**Exercise description:** Return, word for word, the lines of the data starting at its very first line and ending at the line that contains "8, 340, 484]", including both of those lines.

**Supplied material:**
[Start]

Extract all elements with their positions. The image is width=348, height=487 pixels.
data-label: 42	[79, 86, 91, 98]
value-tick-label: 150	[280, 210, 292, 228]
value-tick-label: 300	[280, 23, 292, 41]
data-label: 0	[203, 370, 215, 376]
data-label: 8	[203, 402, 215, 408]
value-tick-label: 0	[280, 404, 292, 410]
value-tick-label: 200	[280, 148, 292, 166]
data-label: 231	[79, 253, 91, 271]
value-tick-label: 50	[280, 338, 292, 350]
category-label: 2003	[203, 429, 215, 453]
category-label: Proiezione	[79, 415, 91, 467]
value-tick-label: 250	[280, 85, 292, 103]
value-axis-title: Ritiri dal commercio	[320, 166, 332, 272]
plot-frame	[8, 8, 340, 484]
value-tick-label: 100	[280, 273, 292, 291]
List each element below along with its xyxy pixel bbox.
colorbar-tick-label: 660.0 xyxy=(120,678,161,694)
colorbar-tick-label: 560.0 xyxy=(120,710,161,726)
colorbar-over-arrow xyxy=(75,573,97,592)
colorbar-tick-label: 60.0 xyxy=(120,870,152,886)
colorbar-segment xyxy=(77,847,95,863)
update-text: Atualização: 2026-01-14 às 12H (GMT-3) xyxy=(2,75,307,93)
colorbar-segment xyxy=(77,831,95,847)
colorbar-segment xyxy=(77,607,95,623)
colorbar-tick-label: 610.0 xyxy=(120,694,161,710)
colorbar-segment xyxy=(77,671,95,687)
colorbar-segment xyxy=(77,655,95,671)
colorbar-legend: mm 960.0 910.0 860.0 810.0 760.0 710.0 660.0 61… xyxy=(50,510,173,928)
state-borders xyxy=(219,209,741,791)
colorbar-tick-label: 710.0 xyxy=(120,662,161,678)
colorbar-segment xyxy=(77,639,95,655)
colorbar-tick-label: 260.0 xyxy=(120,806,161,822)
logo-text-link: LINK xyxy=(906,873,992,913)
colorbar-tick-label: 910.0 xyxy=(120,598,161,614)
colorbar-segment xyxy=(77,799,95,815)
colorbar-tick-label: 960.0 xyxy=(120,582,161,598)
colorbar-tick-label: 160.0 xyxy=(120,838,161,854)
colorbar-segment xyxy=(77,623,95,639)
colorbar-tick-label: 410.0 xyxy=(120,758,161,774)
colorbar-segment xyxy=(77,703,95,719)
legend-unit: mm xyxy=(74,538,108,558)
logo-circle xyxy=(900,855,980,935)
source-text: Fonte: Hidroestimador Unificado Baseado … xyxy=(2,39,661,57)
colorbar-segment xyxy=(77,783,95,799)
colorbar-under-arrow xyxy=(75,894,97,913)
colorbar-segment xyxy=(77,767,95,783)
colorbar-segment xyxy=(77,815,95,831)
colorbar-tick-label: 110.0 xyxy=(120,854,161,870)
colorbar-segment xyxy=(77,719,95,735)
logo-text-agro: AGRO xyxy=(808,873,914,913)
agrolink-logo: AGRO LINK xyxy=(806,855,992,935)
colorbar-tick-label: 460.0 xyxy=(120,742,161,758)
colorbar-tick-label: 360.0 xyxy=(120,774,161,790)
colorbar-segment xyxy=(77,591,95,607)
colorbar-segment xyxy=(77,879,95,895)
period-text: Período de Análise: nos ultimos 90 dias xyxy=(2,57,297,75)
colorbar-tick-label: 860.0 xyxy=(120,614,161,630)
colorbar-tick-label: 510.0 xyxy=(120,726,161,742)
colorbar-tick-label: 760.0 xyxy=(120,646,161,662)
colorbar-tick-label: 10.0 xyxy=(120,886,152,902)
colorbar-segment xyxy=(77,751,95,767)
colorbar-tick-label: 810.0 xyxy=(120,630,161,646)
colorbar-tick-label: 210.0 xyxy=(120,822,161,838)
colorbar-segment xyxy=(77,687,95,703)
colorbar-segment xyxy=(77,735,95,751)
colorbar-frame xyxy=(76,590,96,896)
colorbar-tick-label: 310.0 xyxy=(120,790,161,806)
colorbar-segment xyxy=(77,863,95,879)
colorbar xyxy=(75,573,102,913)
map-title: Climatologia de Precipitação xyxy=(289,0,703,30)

[End]

**Result of the exercise:**
Extract all elements with their positions. The image is width=348, height=487 pixels.
data-label: 42	[79, 86, 91, 98]
value-tick-label: 150	[280, 210, 292, 228]
value-tick-label: 300	[280, 23, 292, 41]
data-label: 0	[203, 370, 215, 376]
data-label: 8	[203, 402, 215, 408]
value-tick-label: 0	[280, 404, 292, 410]
value-tick-label: 200	[280, 148, 292, 166]
data-label: 231	[79, 253, 91, 271]
value-tick-label: 50	[280, 338, 292, 350]
category-label: 2003	[203, 429, 215, 453]
category-label: Proiezione	[79, 415, 91, 467]
value-tick-label: 250	[280, 85, 292, 103]
value-axis-title: Ritiri dal commercio	[320, 166, 332, 272]
plot-frame	[8, 8, 340, 484]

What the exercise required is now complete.